== MATERIAL SHOWN ==
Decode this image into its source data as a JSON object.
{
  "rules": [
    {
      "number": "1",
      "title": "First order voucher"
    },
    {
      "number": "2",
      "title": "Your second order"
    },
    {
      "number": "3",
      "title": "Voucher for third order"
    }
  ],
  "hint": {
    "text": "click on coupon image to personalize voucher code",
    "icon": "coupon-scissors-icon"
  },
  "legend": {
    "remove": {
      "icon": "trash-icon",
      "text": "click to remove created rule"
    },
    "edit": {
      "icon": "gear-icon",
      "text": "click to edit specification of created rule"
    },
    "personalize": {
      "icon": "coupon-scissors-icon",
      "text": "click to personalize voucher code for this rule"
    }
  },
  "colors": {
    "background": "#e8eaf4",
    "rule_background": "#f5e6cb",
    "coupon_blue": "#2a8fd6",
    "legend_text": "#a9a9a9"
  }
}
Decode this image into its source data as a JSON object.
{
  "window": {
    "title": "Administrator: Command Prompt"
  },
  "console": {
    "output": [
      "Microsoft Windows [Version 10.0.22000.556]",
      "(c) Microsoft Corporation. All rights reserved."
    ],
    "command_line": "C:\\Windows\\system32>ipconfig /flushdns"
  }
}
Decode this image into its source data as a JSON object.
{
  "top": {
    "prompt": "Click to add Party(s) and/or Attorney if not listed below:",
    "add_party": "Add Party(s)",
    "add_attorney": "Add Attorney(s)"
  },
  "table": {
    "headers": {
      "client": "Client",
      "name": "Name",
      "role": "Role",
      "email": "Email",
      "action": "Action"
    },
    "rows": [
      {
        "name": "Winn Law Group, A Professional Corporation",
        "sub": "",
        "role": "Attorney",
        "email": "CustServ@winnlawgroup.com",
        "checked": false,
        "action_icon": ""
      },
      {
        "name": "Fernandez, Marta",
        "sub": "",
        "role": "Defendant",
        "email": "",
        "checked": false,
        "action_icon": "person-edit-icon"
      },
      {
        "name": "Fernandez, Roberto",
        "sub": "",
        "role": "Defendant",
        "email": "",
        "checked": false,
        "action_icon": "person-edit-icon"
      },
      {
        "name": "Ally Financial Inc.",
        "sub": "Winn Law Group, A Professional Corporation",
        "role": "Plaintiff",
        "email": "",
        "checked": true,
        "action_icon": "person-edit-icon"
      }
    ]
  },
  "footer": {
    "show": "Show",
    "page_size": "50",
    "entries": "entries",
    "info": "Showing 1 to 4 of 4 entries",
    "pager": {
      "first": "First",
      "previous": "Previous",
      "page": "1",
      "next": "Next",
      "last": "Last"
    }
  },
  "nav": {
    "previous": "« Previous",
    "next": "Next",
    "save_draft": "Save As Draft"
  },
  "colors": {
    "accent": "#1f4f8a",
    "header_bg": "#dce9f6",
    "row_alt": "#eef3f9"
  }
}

== TASK REQUIREMENTS ==
Tally up the lines of the listing containing the word "scissors". Give only the total.

== FULL SOLUTION ==
2